Filter the listing below, copying every line in which the word "dająca" appears.
─── Provided records
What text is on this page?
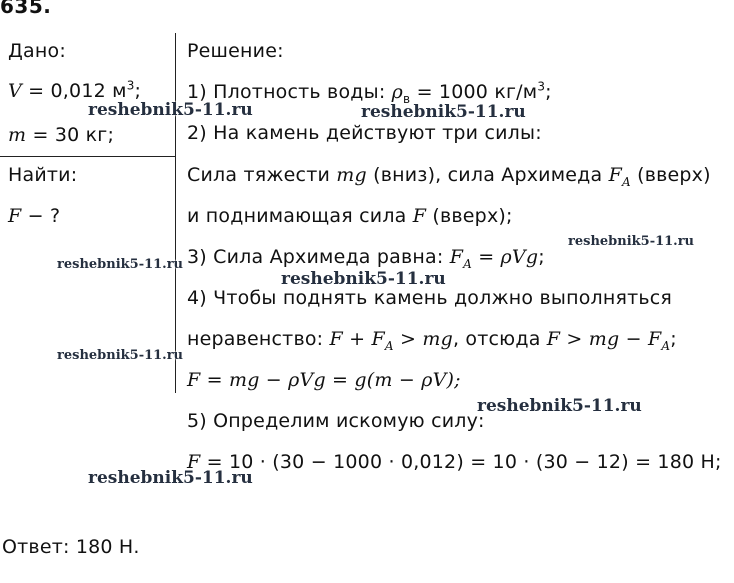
635.
Дано:
V = 0,012 $м^3$;
m = 30 кг;
Найти:
F − ?
Решение:
1) Плотность воды: $\rho_в = 1000$ $кг/м^3$;
2) На камень действуют три силы:
Сила тяжести mg (вниз), сила Архимеда $F_A$ (вверх)
и поднимающая сила F (вверх);
3) Сила Архимеда равна: $F_A = \rho Vg$;
4) Чтобы поднять камень должно выполняться
неравенство: $F + F_A$ > mg, отсюда F > mg − $F_A$;
F = mg − ρVg = g(m − ρV);
5) Определим искомую силу:
F = 10 · (30 − 1000 · 0,012) = 10 · (30 − 12) = 180 Н;
Ответ: 180 Н.
reshebnik5-11.ru	reshebnik5-11.ru
reshebnik5-11.ru
reshebnik5-11.ru
reshebnik5-11.ru
reshebnik5-11.ru
reshebnik5-11.ru
reshebnik5-11.ru
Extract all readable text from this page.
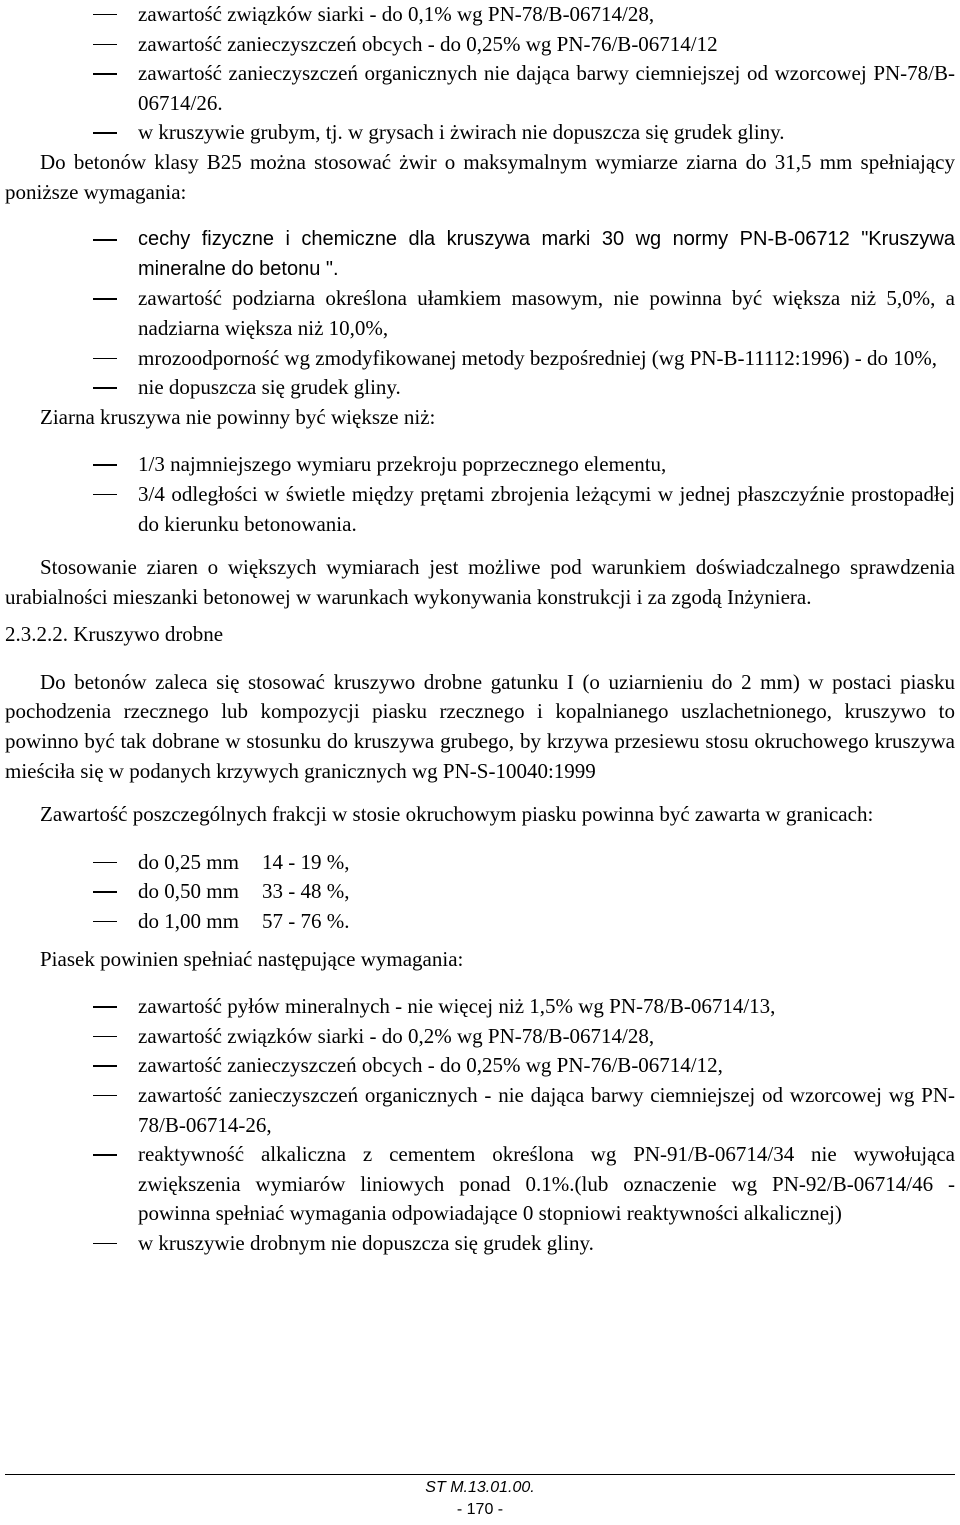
zawartość związków siarki - do 0,1% wg PN-78/B-06714/28,
zawartość zanieczyszczeń obcych - do 0,25% wg PN-76/B-06714/12
zawartość zanieczyszczeń organicznych nie dająca barwy ciemniejszej od wzorcowej PN-78/B-06714/26.
w kruszywie grubym, tj. w grysach i żwirach nie dopuszcza się grudek gliny.

Do betonów klasy B25 można stosować żwir o maksymalnym wymiarze ziarna do 31,5 mm spełniający poniższe wymagania:

cechy fizyczne i chemiczne dla kruszywa marki 30 wg normy PN-B-06712 "Kruszywa mineralne do betonu ".
zawartość podziarna określona ułamkiem masowym, nie powinna być większa niż 5,0%, a nadziarna większa niż 10,0%,
mrozoodporność wg zmodyfikowanej metody bezpośredniej (wg PN-B-11112:1996) - do 10%,
nie dopuszcza się grudek gliny.

Ziarna kruszywa nie powinny być większe niż:

1/3 najmniejszego wymiaru przekroju poprzecznego elementu,
3/4 odległości w świetle między prętami zbrojenia leżącymi w jednej płaszczyźnie prostopadłej do kierunku betonowania.

Stosowanie ziaren o większych wymiarach jest możliwe pod warunkiem doświadczalnego sprawdzenia urabialności mieszanki betonowej w warunkach wykonywania konstrukcji i za zgodą Inżyniera.

2.3.2.2. Kruszywo drobne

Do betonów zaleca się stosować kruszywo drobne gatunku I (o uziarnieniu do 2 mm) w postaci piasku pochodzenia rzecznego lub kompozycji piasku rzecznego i kopalnianego uszlachetnionego, kruszywo to powinno być tak dobrane w stosunku do kruszywa grubego, by krzywa przesiewu stosu okruchowego kruszywa mieściła się w podanych krzywych granicznych wg PN-S-10040:1999

Zawartość poszczególnych frakcji w stosie okruchowym piasku powinna być zawarta w granicach:

do 0,25 mm 14 - 19 %,
do 0,50 mm 33 - 48 %,
do 1,00 mm 57 - 76 %.

Piasek powinien spełniać następujące wymagania:

zawartość pyłów mineralnych - nie więcej niż 1,5% wg PN-78/B-06714/13,
zawartość związków siarki - do 0,2% wg PN-78/B-06714/28,
zawartość zanieczyszczeń obcych - do 0,25% wg PN-76/B-06714/12,
zawartość zanieczyszczeń organicznych - nie dająca barwy ciemniejszej od wzorcowej wg PN-78/B-06714-26,
reaktywność alkaliczna z cementem określona wg PN-91/B-06714/34 nie wywołująca zwiększenia wymiarów liniowych ponad 0.1%.(lub oznaczenie wg PN-92/B-06714/46 - powinna spełniać wymagania odpowiadające 0 stopniowi reaktywności alkalicznej)
w kruszywie drobnym nie dopuszcza się grudek gliny.
ST M.13.01.00.
- 170 -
──────
* Task result *
zawartość zanieczyszczeń organicznych nie dająca barwy ciemniejszej od wzorcowej PN-78/B-06714/26.
zawartość zanieczyszczeń organicznych - nie dająca barwy ciemniejszej od wzorcowej wg PN-78/B-06714-26,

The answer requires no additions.